Chart and figure data

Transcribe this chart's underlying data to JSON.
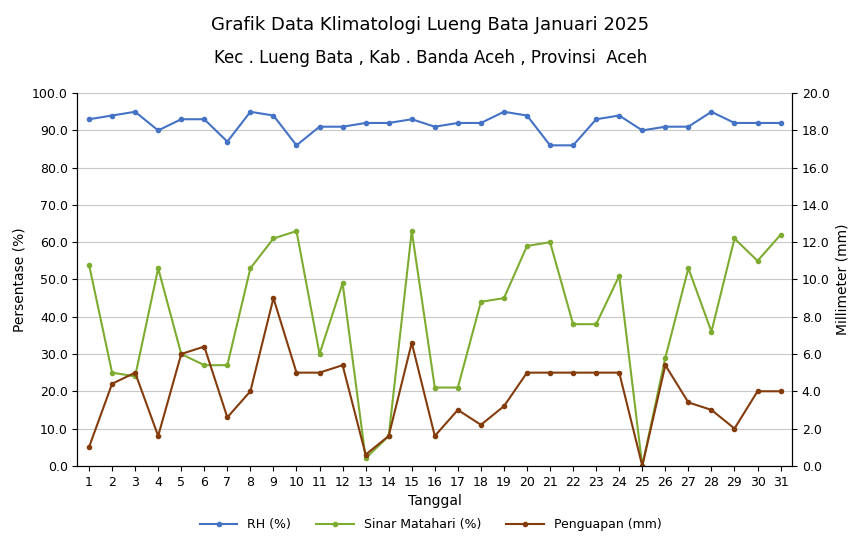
{
  "title_line1": "Grafik Data Klimatologi Lueng Bata Januari 2025",
  "title_line2": "Kec . Lueng Bata , Kab . Banda Aceh , Provinsi  Aceh",
  "xlabel": "Tanggal",
  "ylabel_left": "Persentase (%)",
  "ylabel_right": "Millimeter (mm)",
  "x": [
    1,
    2,
    3,
    4,
    5,
    6,
    7,
    8,
    9,
    10,
    11,
    12,
    13,
    14,
    15,
    16,
    17,
    18,
    19,
    20,
    21,
    22,
    23,
    24,
    25,
    26,
    27,
    28,
    29,
    30,
    31
  ],
  "rh": [
    93,
    94,
    95,
    90,
    93,
    93,
    87,
    95,
    94,
    86,
    91,
    91,
    92,
    92,
    93,
    91,
    92,
    92,
    95,
    94,
    86,
    86,
    93,
    94,
    90,
    91,
    91,
    95,
    92,
    92,
    92
  ],
  "sinar": [
    54,
    25,
    24,
    53,
    30,
    27,
    27,
    53,
    61,
    63,
    30,
    49,
    2,
    8,
    63,
    21,
    21,
    44,
    45,
    59,
    60,
    38,
    38,
    51,
    0,
    29,
    53,
    36,
    61,
    55,
    62
  ],
  "penguapan_pct": [
    5,
    22,
    25,
    8,
    30,
    32,
    13,
    20,
    45,
    25,
    25,
    27,
    3,
    8,
    33,
    8,
    15,
    11,
    16,
    25,
    25,
    25,
    25,
    25,
    0,
    27,
    17,
    15,
    10,
    20,
    20
  ],
  "rh_color": "#4472c4",
  "sinar_color": "#7dac30",
  "penguapan_color": "#843c0c",
  "ylim_left": [
    0,
    100
  ],
  "ylim_right": [
    0,
    20
  ],
  "yticks_left": [
    0,
    10,
    20,
    30,
    40,
    50,
    60,
    70,
    80,
    90,
    100
  ],
  "yticks_right": [
    0,
    2,
    4,
    6,
    8,
    10,
    12,
    14,
    16,
    18,
    20
  ],
  "grid_color": "#c8c8c8",
  "bg_color": "#ffffff",
  "legend_labels": [
    "RH (%)",
    "Sinar Matahari (%)",
    "Penguapan (mm)"
  ],
  "title_fontsize": 13,
  "subtitle_fontsize": 12,
  "axis_fontsize": 10,
  "tick_fontsize": 9,
  "legend_fontsize": 9,
  "line_width": 1.5,
  "marker": "o",
  "marker_size": 3,
  "scale_factor": 5
}
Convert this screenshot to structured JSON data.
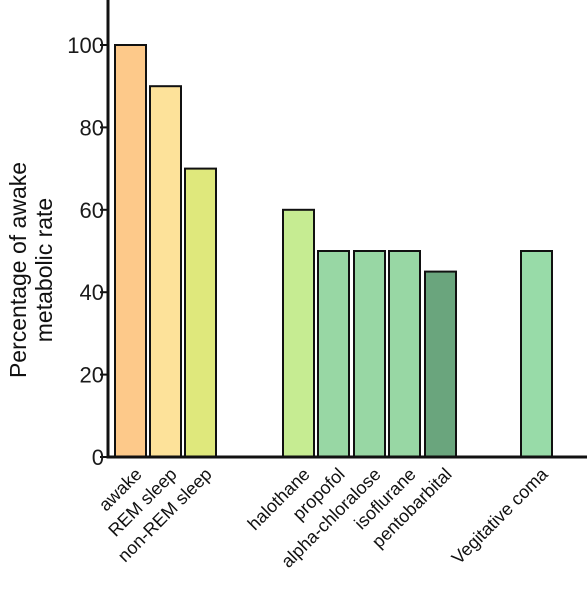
{
  "chart_data": {
    "type": "bar",
    "ylabel_lines": [
      "Percentage of awake",
      "metabolic rate"
    ],
    "ylim": [
      0,
      110
    ],
    "yticks": [
      0,
      20,
      40,
      60,
      80,
      100
    ],
    "grid": false,
    "bars": [
      {
        "category": "awake",
        "value": 100,
        "color": "#fdc98a"
      },
      {
        "category": "REM sleep",
        "value": 90,
        "color": "#fde29a"
      },
      {
        "category": "non-REM sleep",
        "value": 70,
        "color": "#dfe87c"
      },
      {
        "category": "halothane",
        "value": 60,
        "color": "#c6ec92"
      },
      {
        "category": "propofol",
        "value": 50,
        "color": "#98d7a4"
      },
      {
        "category": "alpha-chloralose",
        "value": 50,
        "color": "#98d7a4"
      },
      {
        "category": "isoflurane",
        "value": 50,
        "color": "#98d7a4"
      },
      {
        "category": "pentobarbital",
        "value": 45,
        "color": "#6aa57d"
      },
      {
        "category": "Vegitative coma",
        "value": 50,
        "color": "#98dba8"
      }
    ]
  }
}
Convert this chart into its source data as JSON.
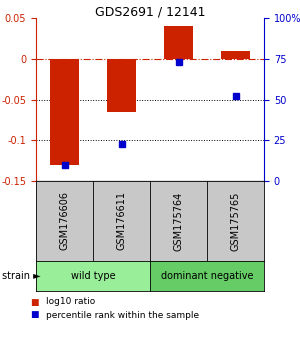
{
  "title": "GDS2691 / 12141",
  "samples": [
    "GSM176606",
    "GSM176611",
    "GSM175764",
    "GSM175765"
  ],
  "log10_ratio": [
    -0.13,
    -0.065,
    0.04,
    0.01
  ],
  "percentile_rank": [
    10,
    23,
    73,
    52
  ],
  "ylim_left": [
    -0.15,
    0.05
  ],
  "ylim_right": [
    0,
    100
  ],
  "yticks_left": [
    -0.15,
    -0.1,
    -0.05,
    0.0,
    0.05
  ],
  "yticks_right": [
    0,
    25,
    50,
    75,
    100
  ],
  "groups": [
    {
      "label": "wild type",
      "color": "#99EE99",
      "start": 0,
      "end": 2
    },
    {
      "label": "dominant negative",
      "color": "#66CC66",
      "start": 2,
      "end": 4
    }
  ],
  "bar_color": "#CC2200",
  "dot_color": "#0000CC",
  "dashed_line_color": "#CC2200",
  "dotted_line_color": "#000000",
  "bar_width": 0.5,
  "sample_box_color": "#C8C8C8",
  "legend_items": [
    {
      "label": "log10 ratio",
      "color": "#CC2200"
    },
    {
      "label": "percentile rank within the sample",
      "color": "#0000CC"
    }
  ],
  "title_fontsize": 9,
  "tick_fontsize": 7,
  "label_fontsize": 7
}
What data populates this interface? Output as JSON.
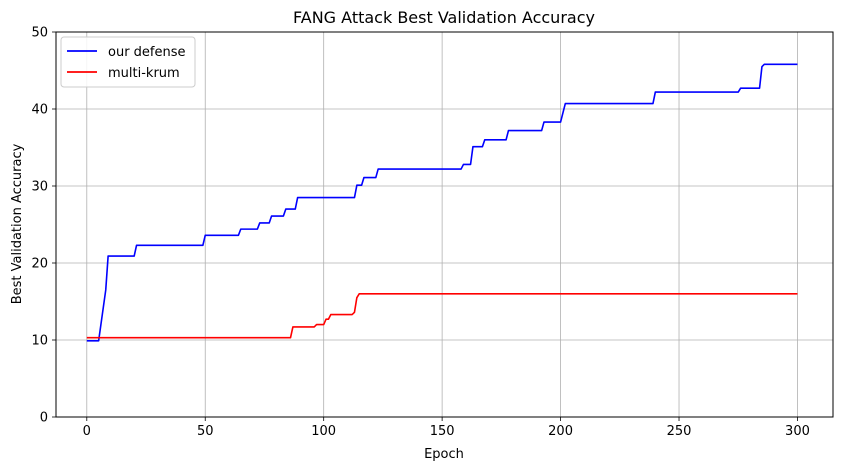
{
  "chart_data": {
    "type": "line",
    "title": "FANG Attack Best Validation Accuracy",
    "xlabel": "Epoch",
    "ylabel": "Best Validation Accuracy",
    "xlim": [
      -13,
      315
    ],
    "ylim": [
      0,
      50
    ],
    "x_ticks": [
      0,
      50,
      100,
      150,
      200,
      250,
      300
    ],
    "y_ticks": [
      0,
      10,
      20,
      30,
      40,
      50
    ],
    "grid": true,
    "legend_position": "top-left",
    "series": [
      {
        "name": "our defense",
        "color": "#0000ff",
        "points": [
          [
            0,
            9.9
          ],
          [
            5,
            9.9
          ],
          [
            8,
            16.5
          ],
          [
            9,
            20.9
          ],
          [
            20,
            20.9
          ],
          [
            21,
            22.3
          ],
          [
            49,
            22.3
          ],
          [
            50,
            23.6
          ],
          [
            64,
            23.6
          ],
          [
            65,
            24.4
          ],
          [
            72,
            24.4
          ],
          [
            73,
            25.2
          ],
          [
            77,
            25.2
          ],
          [
            78,
            26.1
          ],
          [
            83,
            26.1
          ],
          [
            84,
            27.0
          ],
          [
            88,
            27.0
          ],
          [
            89,
            28.5
          ],
          [
            113,
            28.5
          ],
          [
            114,
            30.1
          ],
          [
            116,
            30.1
          ],
          [
            117,
            31.1
          ],
          [
            122,
            31.1
          ],
          [
            123,
            32.2
          ],
          [
            158,
            32.2
          ],
          [
            159,
            32.8
          ],
          [
            162,
            32.8
          ],
          [
            163,
            35.1
          ],
          [
            167,
            35.1
          ],
          [
            168,
            36.0
          ],
          [
            177,
            36.0
          ],
          [
            178,
            37.2
          ],
          [
            192,
            37.2
          ],
          [
            193,
            38.3
          ],
          [
            200,
            38.3
          ],
          [
            202,
            40.7
          ],
          [
            239,
            40.7
          ],
          [
            240,
            42.2
          ],
          [
            275,
            42.2
          ],
          [
            276,
            42.7
          ],
          [
            284,
            42.7
          ],
          [
            285,
            45.5
          ],
          [
            286,
            45.8
          ],
          [
            300,
            45.8
          ]
        ]
      },
      {
        "name": "multi-krum",
        "color": "#ff0000",
        "points": [
          [
            0,
            10.3
          ],
          [
            86,
            10.3
          ],
          [
            87,
            11.7
          ],
          [
            96,
            11.7
          ],
          [
            97,
            12.0
          ],
          [
            100,
            12.0
          ],
          [
            101,
            12.7
          ],
          [
            102,
            12.7
          ],
          [
            103,
            13.3
          ],
          [
            112,
            13.3
          ],
          [
            113,
            13.6
          ],
          [
            114,
            15.5
          ],
          [
            115,
            16.0
          ],
          [
            300,
            16.0
          ]
        ]
      }
    ]
  }
}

**Your goal:** Write the listing out a second time exactly, dropping all images.

**Exercise answer:**
Transcribe this chart's underlying data to JSON.
{
  "title_line1": "Grafik Data Klimatologi Lueng Bata Januari 2025",
  "title_line2": "Kec . Lueng Bata , Kab . Banda Aceh , Provinsi  Aceh",
  "xlabel": "Tanggal",
  "ylabel_left": "Persentase (%)",
  "ylabel_right": "Millimeter (mm)",
  "x": [
    1,
    2,
    3,
    4,
    5,
    6,
    7,
    8,
    9,
    10,
    11,
    12,
    13,
    14,
    15,
    16,
    17,
    18,
    19,
    20,
    21,
    22,
    23,
    24,
    25,
    26,
    27,
    28,
    29,
    30,
    31
  ],
  "rh": [
    93,
    94,
    95,
    90,
    93,
    93,
    87,
    95,
    94,
    86,
    91,
    91,
    92,
    92,
    93,
    91,
    92,
    92,
    95,
    94,
    86,
    86,
    93,
    94,
    90,
    91,
    91,
    95,
    92,
    92,
    92
  ],
  "sinar": [
    54,
    25,
    24,
    53,
    30,
    27,
    27,
    53,
    61,
    63,
    30,
    49,
    2,
    8,
    63,
    21,
    21,
    44,
    45,
    59,
    60,
    38,
    38,
    51,
    0,
    29,
    53,
    36,
    61,
    55,
    62
  ],
  "penguapan_pct": [
    5,
    22,
    25,
    8,
    30,
    32,
    13,
    20,
    45,
    25,
    25,
    27,
    3,
    8,
    33,
    8,
    15,
    11,
    16,
    25,
    25,
    25,
    25,
    25,
    0,
    27,
    17,
    15,
    10,
    20,
    20
  ],
  "rh_color": "#4472c4",
  "sinar_color": "#7dac30",
  "penguapan_color": "#843c0c",
  "ylim_left": [
    0,
    100
  ],
  "ylim_right": [
    0,
    20
  ],
  "yticks_left": [
    0,
    10,
    20,
    30,
    40,
    50,
    60,
    70,
    80,
    90,
    100
  ],
  "yticks_right": [
    0,
    2,
    4,
    6,
    8,
    10,
    12,
    14,
    16,
    18,
    20
  ],
  "grid_color": "#c8c8c8",
  "bg_color": "#ffffff",
  "legend_labels": [
    "RH (%)",
    "Sinar Matahari (%)",
    "Penguapan (mm)"
  ],
  "title_fontsize": 13,
  "subtitle_fontsize": 12,
  "axis_fontsize": 10,
  "tick_fontsize": 9,
  "legend_fontsize": 9,
  "line_width": 1.5,
  "marker": "o",
  "marker_size": 3,
  "scale_factor": 5
}
Convert this screenshot to structured JSON data.
{
  "chart_data": {
    "type": "bar",
    "ylabel_lines": [
      "Percentage of awake",
      "metabolic rate"
    ],
    "ylim": [
      0,
      110
    ],
    "yticks": [
      0,
      20,
      40,
      60,
      80,
      100
    ],
    "grid": false,
    "bars": [
      {
        "category": "awake",
        "value": 100,
        "color": "#fdc98a"
      },
      {
        "category": "REM sleep",
        "value": 90,
        "color": "#fde29a"
      },
      {
        "category": "non-REM sleep",
        "value": 70,
        "color": "#dfe87c"
      },
      {
        "category": "halothane",
        "value": 60,
        "color": "#c6ec92"
      },
      {
        "category": "propofol",
        "value": 50,
        "color": "#98d7a4"
      },
      {
        "category": "alpha-chloralose",
        "value": 50,
        "color": "#98d7a4"
      },
      {
        "category": "isoflurane",
        "value": 50,
        "color": "#98d7a4"
      },
      {
        "category": "pentobarbital",
        "value": 45,
        "color": "#6aa57d"
      },
      {
        "category": "Vegitative coma",
        "value": 50,
        "color": "#98dba8"
      }
    ]
  }
}
Convert this chart into its source data as JSON.
{
  "title": "GDS2691 / 12141",
  "samples": [
    "GSM176606",
    "GSM176611",
    "GSM175764",
    "GSM175765"
  ],
  "log10_ratio": [
    -0.13,
    -0.065,
    0.04,
    0.01
  ],
  "percentile_rank": [
    10,
    23,
    73,
    52
  ],
  "ylim_left": [
    -0.15,
    0.05
  ],
  "ylim_right": [
    0,
    100
  ],
  "yticks_left": [
    -0.15,
    -0.1,
    -0.05,
    0.0,
    0.05
  ],
  "yticks_right": [
    0,
    25,
    50,
    75,
    100
  ],
  "groups": [
    {
      "label": "wild type",
      "color": "#99EE99",
      "start": 0,
      "end": 2
    },
    {
      "label": "dominant negative",
      "color": "#66CC66",
      "start": 2,
      "end": 4
    }
  ],
  "bar_color": "#CC2200",
  "dot_color": "#0000CC",
  "dashed_line_color": "#CC2200",
  "dotted_line_color": "#000000",
  "bar_width": 0.5,
  "sample_box_color": "#C8C8C8",
  "legend_items": [
    {
      "label": "log10 ratio",
      "color": "#CC2200"
    },
    {
      "label": "percentile rank within the sample",
      "color": "#0000CC"
    }
  ],
  "title_fontsize": 9,
  "tick_fontsize": 7,
  "label_fontsize": 7
}
What data populates this interface? Output as JSON.
{
  "chart_data": {
    "type": "line",
    "title": "FANG Attack Best Validation Accuracy",
    "xlabel": "Epoch",
    "ylabel": "Best Validation Accuracy",
    "xlim": [
      -13,
      315
    ],
    "ylim": [
      0,
      50
    ],
    "x_ticks": [
      0,
      50,
      100,
      150,
      200,
      250,
      300
    ],
    "y_ticks": [
      0,
      10,
      20,
      30,
      40,
      50
    ],
    "grid": true,
    "legend_position": "top-left",
    "series": [
      {
        "name": "our defense",
        "color": "#0000ff",
        "points": [
          [
            0,
            9.9
          ],
          [
            5,
            9.9
          ],
          [
            8,
            16.5
          ],
          [
            9,
            20.9
          ],
          [
            20,
            20.9
          ],
          [
            21,
            22.3
          ],
          [
            49,
            22.3
          ],
          [
            50,
            23.6
          ],
          [
            64,
            23.6
          ],
          [
            65,
            24.4
          ],
          [
            72,
            24.4
          ],
          [
            73,
            25.2
          ],
          [
            77,
            25.2
          ],
          [
            78,
            26.1
          ],
          [
            83,
            26.1
          ],
          [
            84,
            27.0
          ],
          [
            88,
            27.0
          ],
          [
            89,
            28.5
          ],
          [
            113,
            28.5
          ],
          [
            114,
            30.1
          ],
          [
            116,
            30.1
          ],
          [
            117,
            31.1
          ],
          [
            122,
            31.1
          ],
          [
            123,
            32.2
          ],
          [
            158,
            32.2
          ],
          [
            159,
            32.8
          ],
          [
            162,
            32.8
          ],
          [
            163,
            35.1
          ],
          [
            167,
            35.1
          ],
          [
            168,
            36.0
          ],
          [
            177,
            36.0
          ],
          [
            178,
            37.2
          ],
          [
            192,
            37.2
          ],
          [
            193,
            38.3
          ],
          [
            200,
            38.3
          ],
          [
            202,
            40.7
          ],
          [
            239,
            40.7
          ],
          [
            240,
            42.2
          ],
          [
            275,
            42.2
          ],
          [
            276,
            42.7
          ],
          [
            284,
            42.7
          ],
          [
            285,
            45.5
          ],
          [
            286,
            45.8
          ],
          [
            300,
            45.8
          ]
        ]
      },
      {
        "name": "multi-krum",
        "color": "#ff0000",
        "points": [
          [
            0,
            10.3
          ],
          [
            86,
            10.3
          ],
          [
            87,
            11.7
          ],
          [
            96,
            11.7
          ],
          [
            97,
            12.0
          ],
          [
            100,
            12.0
          ],
          [
            101,
            12.7
          ],
          [
            102,
            12.7
          ],
          [
            103,
            13.3
          ],
          [
            112,
            13.3
          ],
          [
            113,
            13.6
          ],
          [
            114,
            15.5
          ],
          [
            115,
            16.0
          ],
          [
            300,
            16.0
          ]
        ]
      }
    ]
  }
}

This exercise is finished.